• [What is asked] Within the material below, find each line bearing the word "annotation" and present it.

+ + +

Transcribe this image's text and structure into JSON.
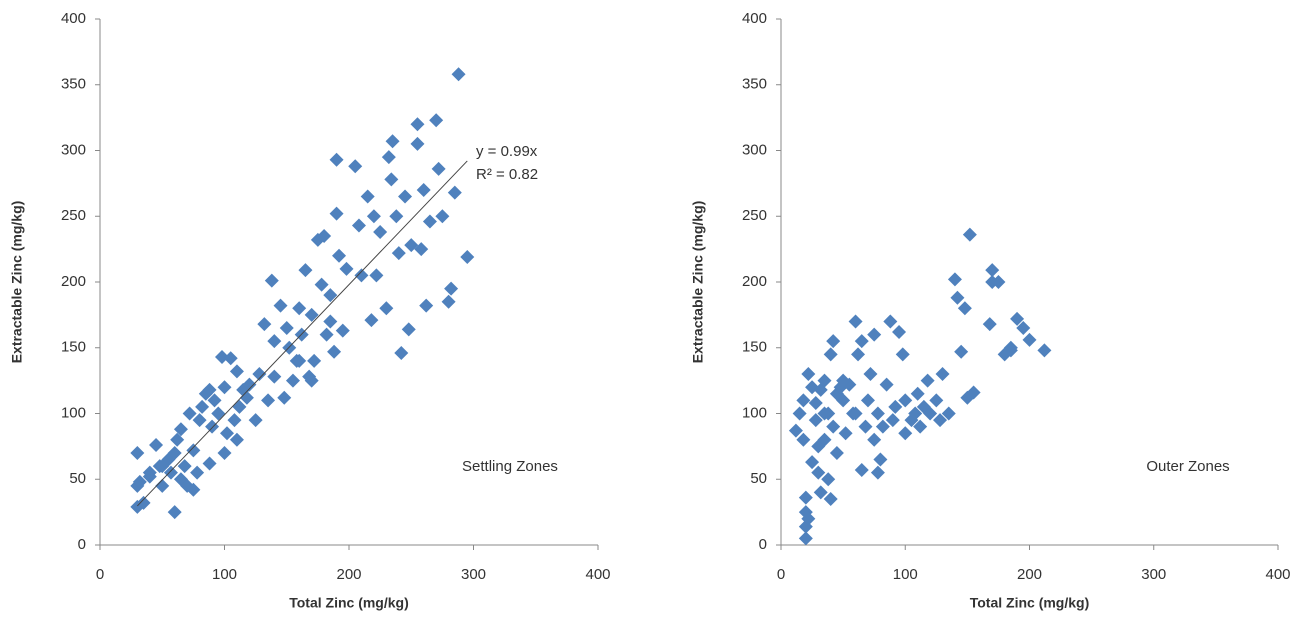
{
  "chart_data": [
    {
      "type": "scatter",
      "x_label": "Total Zinc (mg/kg)",
      "y_label": "Extractable Zinc (mg/kg)",
      "annotation": "Settling Zones",
      "color": "#4f81bd",
      "xlim": [
        0,
        400
      ],
      "xticks": [
        0,
        100,
        200,
        300,
        400
      ],
      "ylim": [
        0,
        400
      ],
      "yticks": [
        0,
        50,
        100,
        150,
        200,
        250,
        300,
        350,
        400
      ],
      "grid": false,
      "trendline": {
        "slope": 0.99,
        "x_range": [
          30,
          295
        ],
        "equation": "y = 0.99x",
        "r_squared": "R² = 0.82"
      },
      "x": [
        30,
        30,
        32,
        30,
        35,
        40,
        45,
        48,
        50,
        55,
        57,
        60,
        60,
        62,
        65,
        65,
        68,
        70,
        72,
        75,
        78,
        80,
        82,
        85,
        88,
        90,
        92,
        95,
        98,
        100,
        100,
        102,
        105,
        108,
        110,
        112,
        115,
        120,
        125,
        128,
        132,
        135,
        138,
        140,
        145,
        148,
        150,
        152,
        155,
        158,
        160,
        162,
        165,
        168,
        170,
        172,
        175,
        178,
        180,
        182,
        185,
        188,
        190,
        190,
        192,
        195,
        198,
        205,
        208,
        210,
        215,
        218,
        220,
        222,
        225,
        230,
        232,
        235,
        238,
        240,
        242,
        245,
        248,
        250,
        255,
        258,
        260,
        262,
        265,
        270,
        272,
        275,
        280,
        282,
        285,
        288,
        295,
        234,
        255,
        170,
        185,
        140,
        118,
        88,
        75,
        50,
        40,
        110,
        160
      ],
      "values": [
        70,
        45,
        48,
        29,
        32,
        52,
        76,
        60,
        45,
        65,
        55,
        25,
        70,
        80,
        50,
        88,
        60,
        45,
        100,
        42,
        55,
        95,
        105,
        115,
        62,
        90,
        110,
        100,
        143,
        70,
        120,
        85,
        142,
        95,
        80,
        105,
        118,
        122,
        95,
        130,
        168,
        110,
        201,
        128,
        182,
        112,
        165,
        150,
        125,
        140,
        180,
        160,
        209,
        128,
        175,
        140,
        232,
        198,
        235,
        160,
        190,
        147,
        293,
        252,
        220,
        163,
        210,
        288,
        243,
        205,
        265,
        171,
        250,
        205,
        238,
        180,
        295,
        307,
        250,
        222,
        146,
        265,
        164,
        228,
        320,
        225,
        270,
        182,
        246,
        323,
        286,
        250,
        185,
        195,
        268,
        358,
        219,
        278,
        305,
        125,
        170,
        155,
        112,
        118,
        72,
        60,
        55,
        132,
        140
      ]
    },
    {
      "type": "scatter",
      "x_label": "Total Zinc (mg/kg)",
      "y_label": "Extractable Zinc (mg/kg)",
      "annotation": "Outer Zones",
      "color": "#4f81bd",
      "xlim": [
        0,
        400
      ],
      "xticks": [
        0,
        100,
        200,
        300,
        400
      ],
      "ylim": [
        0,
        400
      ],
      "yticks": [
        0,
        50,
        100,
        150,
        200,
        250,
        300,
        350,
        400
      ],
      "grid": false,
      "x": [
        12,
        15,
        18,
        18,
        20,
        20,
        20,
        20,
        22,
        22,
        25,
        25,
        28,
        28,
        30,
        30,
        32,
        32,
        35,
        35,
        38,
        38,
        40,
        40,
        42,
        42,
        45,
        45,
        48,
        50,
        52,
        55,
        58,
        60,
        62,
        65,
        65,
        68,
        70,
        72,
        75,
        75,
        78,
        78,
        80,
        82,
        85,
        88,
        90,
        92,
        95,
        98,
        100,
        100,
        105,
        108,
        110,
        112,
        115,
        118,
        120,
        125,
        128,
        130,
        135,
        140,
        142,
        145,
        148,
        150,
        152,
        155,
        168,
        170,
        170,
        175,
        180,
        185,
        190,
        195,
        200,
        212,
        185,
        60,
        50,
        35
      ],
      "values": [
        87,
        100,
        80,
        110,
        5,
        14,
        25,
        36,
        20,
        130,
        120,
        63,
        95,
        108,
        55,
        75,
        40,
        118,
        125,
        80,
        50,
        100,
        35,
        145,
        155,
        90,
        115,
        70,
        120,
        110,
        85,
        122,
        100,
        170,
        145,
        57,
        155,
        90,
        110,
        130,
        160,
        80,
        55,
        100,
        65,
        90,
        122,
        170,
        95,
        105,
        162,
        145,
        85,
        110,
        95,
        100,
        115,
        90,
        105,
        125,
        100,
        110,
        95,
        130,
        100,
        202,
        188,
        147,
        180,
        112,
        236,
        116,
        168,
        209,
        200,
        200,
        145,
        150,
        172,
        165,
        156,
        148,
        148,
        100,
        125,
        100
      ]
    }
  ]
}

+ + +

• [Exercise solution]
      "annotation": "Settling Zones",
      "annotation": "Outer Zones",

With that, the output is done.